-- START SUPPLIED MATERIAL --
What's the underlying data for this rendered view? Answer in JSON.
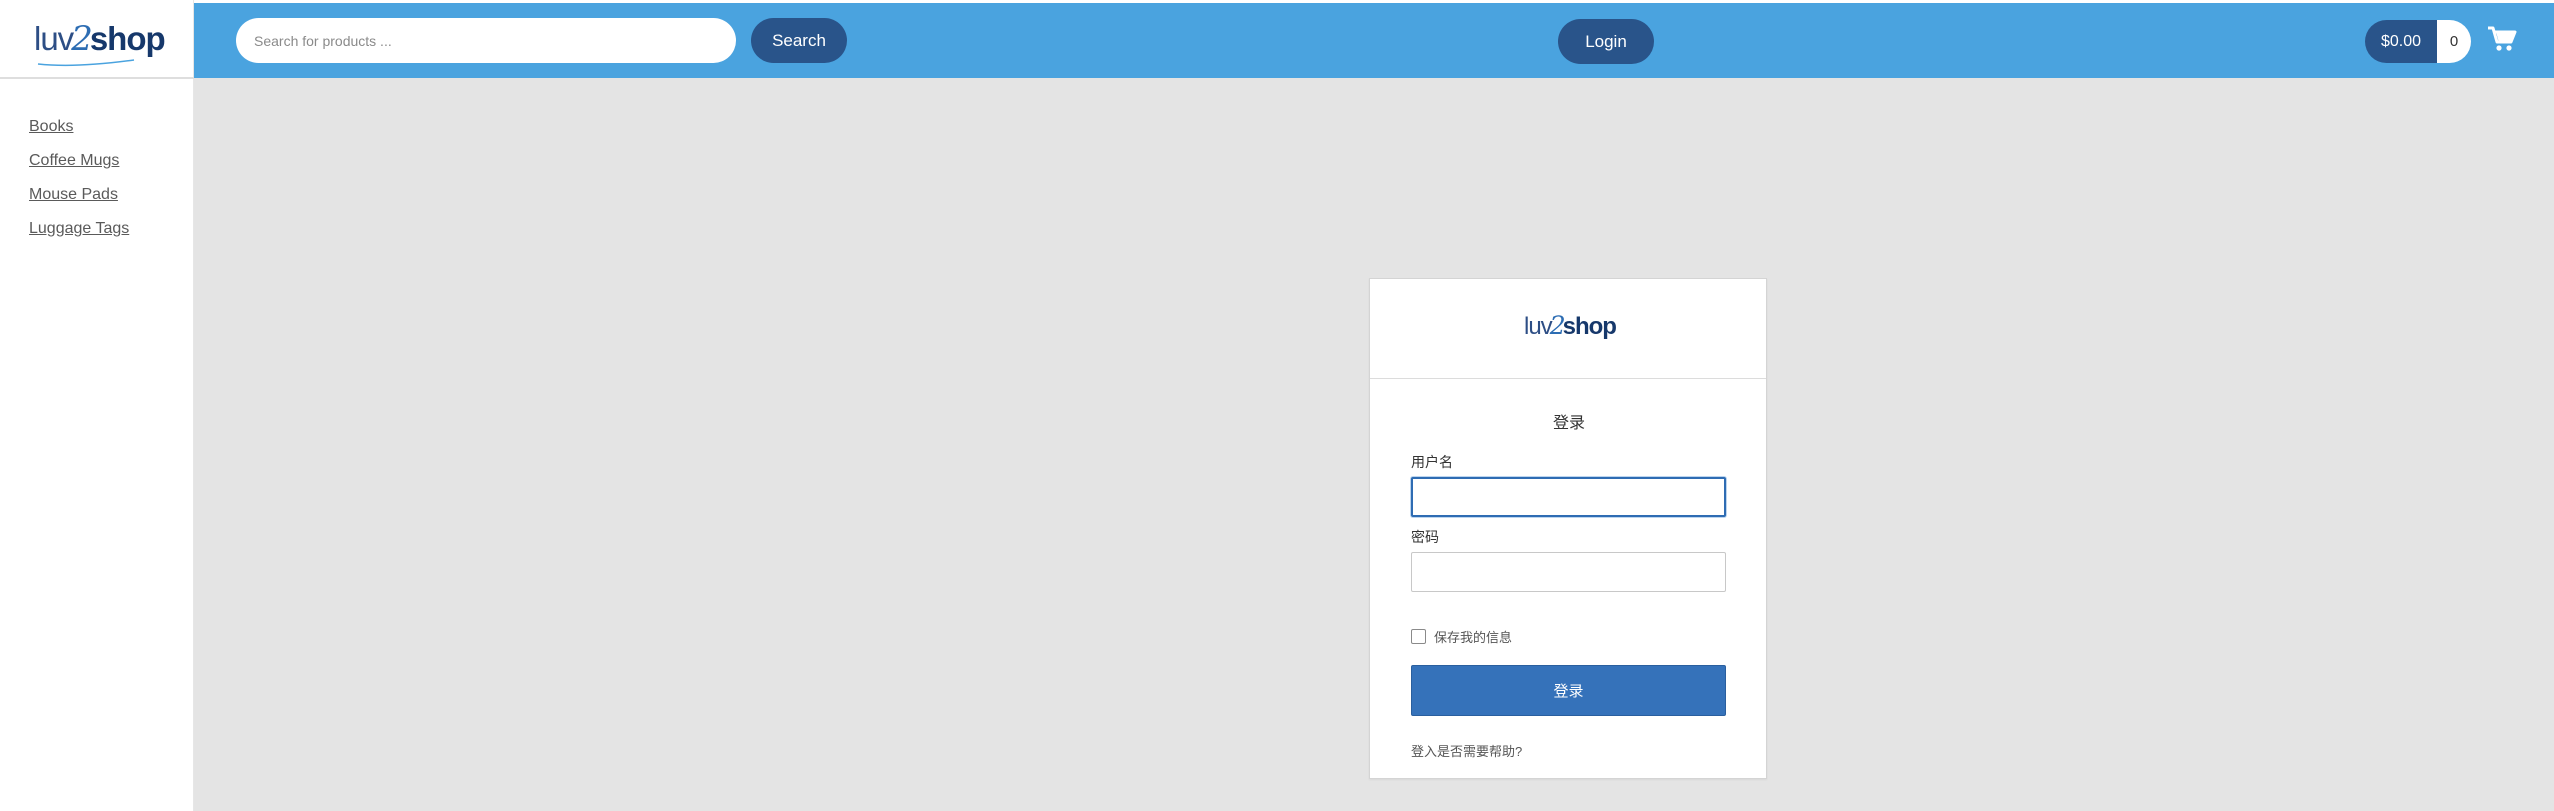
{
  "brand": {
    "logo_part1": "luv",
    "logo_part2": "2",
    "logo_part3": "shop"
  },
  "header": {
    "search_placeholder": "Search for products ...",
    "search_label": "Search",
    "login_label": "Login",
    "cart_total": "$0.00",
    "cart_count": "0",
    "cart_icon": "shopping-cart-icon",
    "bar_color": "#4aa3df",
    "button_color": "#29548a"
  },
  "sidebar": {
    "items": [
      {
        "label": "Books"
      },
      {
        "label": "Coffee Mugs"
      },
      {
        "label": "Mouse Pads"
      },
      {
        "label": "Luggage Tags"
      }
    ]
  },
  "login_card": {
    "title": "登录",
    "username_label": "用户名",
    "username_value": "",
    "password_label": "密码",
    "password_value": "",
    "remember_label": "保存我的信息",
    "remember_checked": false,
    "submit_label": "登录",
    "help_link": "登入是否需要帮助?",
    "accent_color": "#3572ba"
  }
}
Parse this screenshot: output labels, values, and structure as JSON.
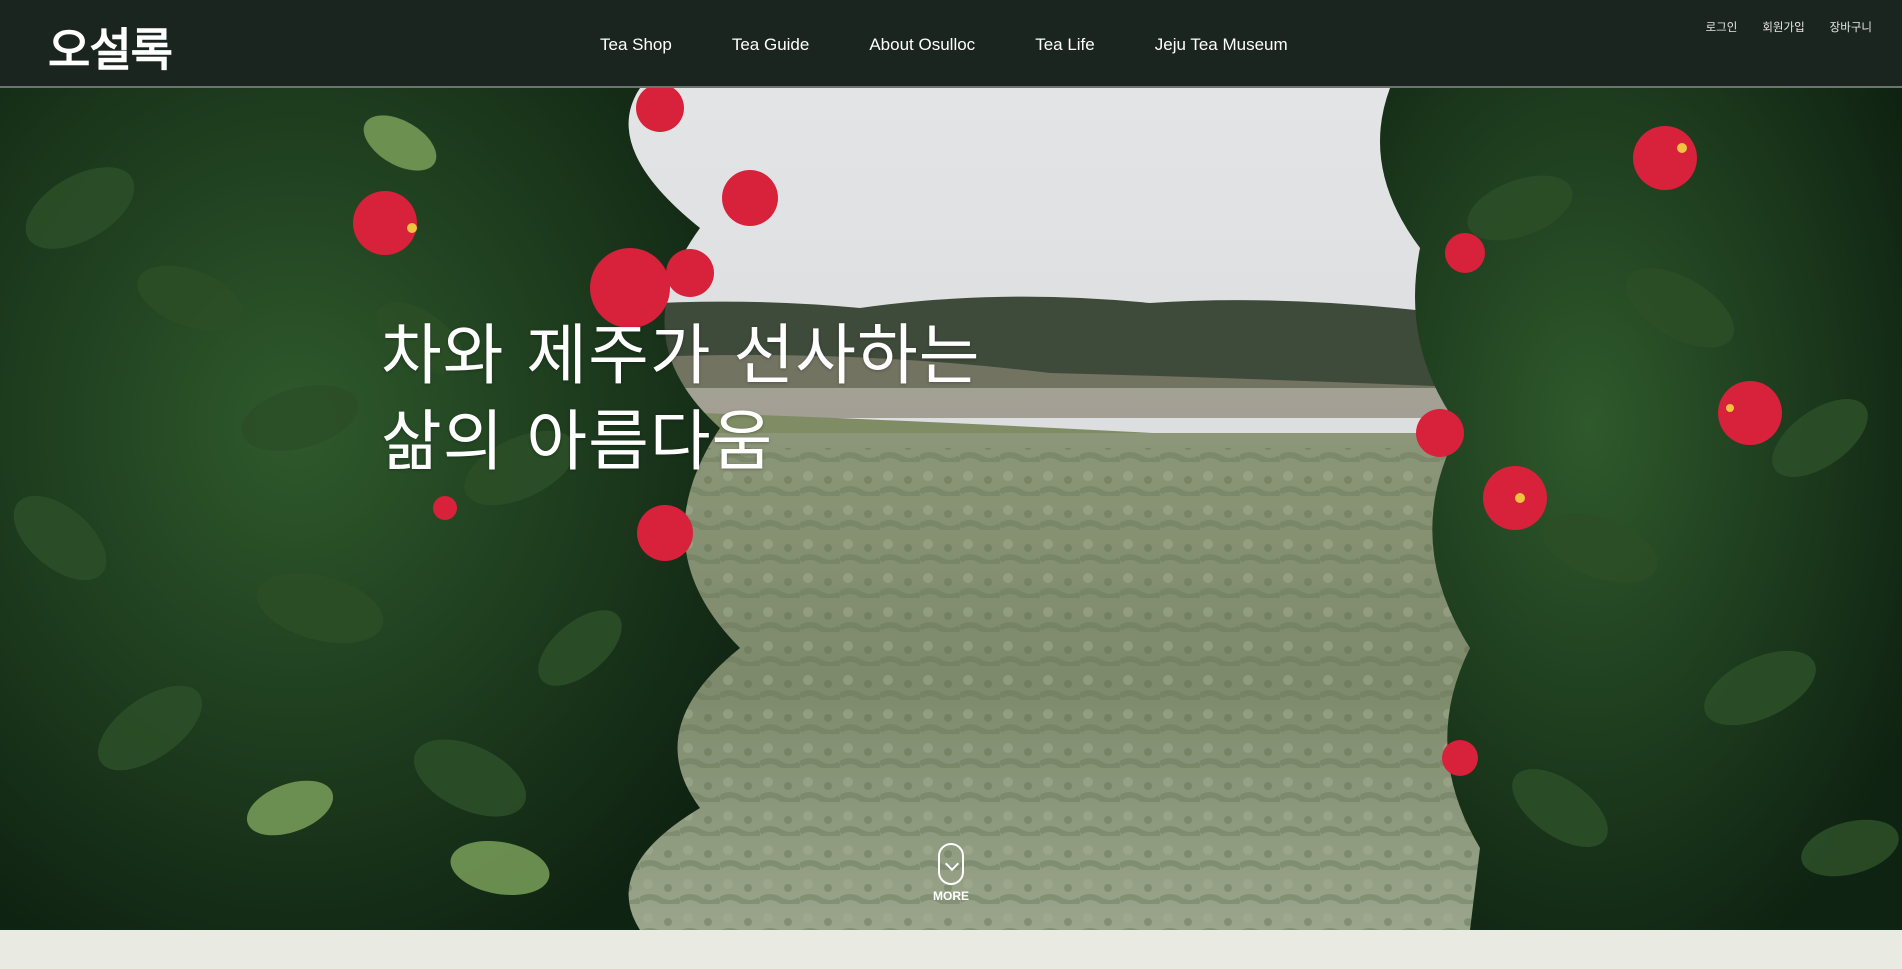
{
  "brand": {
    "logo_text": "오설록"
  },
  "nav": {
    "items": [
      "Tea Shop",
      "Tea Guide",
      "About Osulloc",
      "Tea Life",
      "Jeju Tea Museum"
    ]
  },
  "util": {
    "login": "로그인",
    "signup": "회원가입",
    "cart": "장바구니"
  },
  "hero": {
    "line1": "차와 제주가 선사하는",
    "line2": "삶의 아름다움",
    "more_label": "MORE"
  },
  "colors": {
    "header_bg": "#1a2520",
    "footer_strip": "#e9eae2",
    "flower_red": "#d8213a"
  }
}
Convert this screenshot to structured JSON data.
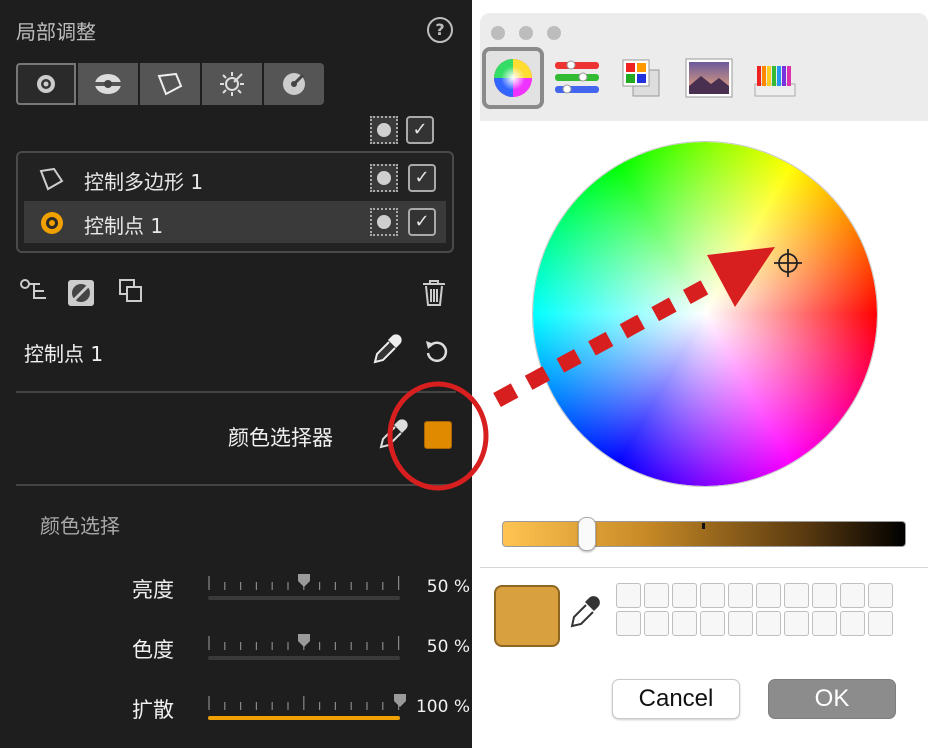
-- END SUPPLIED MATERIAL --
YOUR INSTRUCTIONS =>
Collect the lines that hold "data".

SOLUTION =>
What's the underlying data for this rendered view? Answer in JSON.
Convert this screenshot to structured JSON data.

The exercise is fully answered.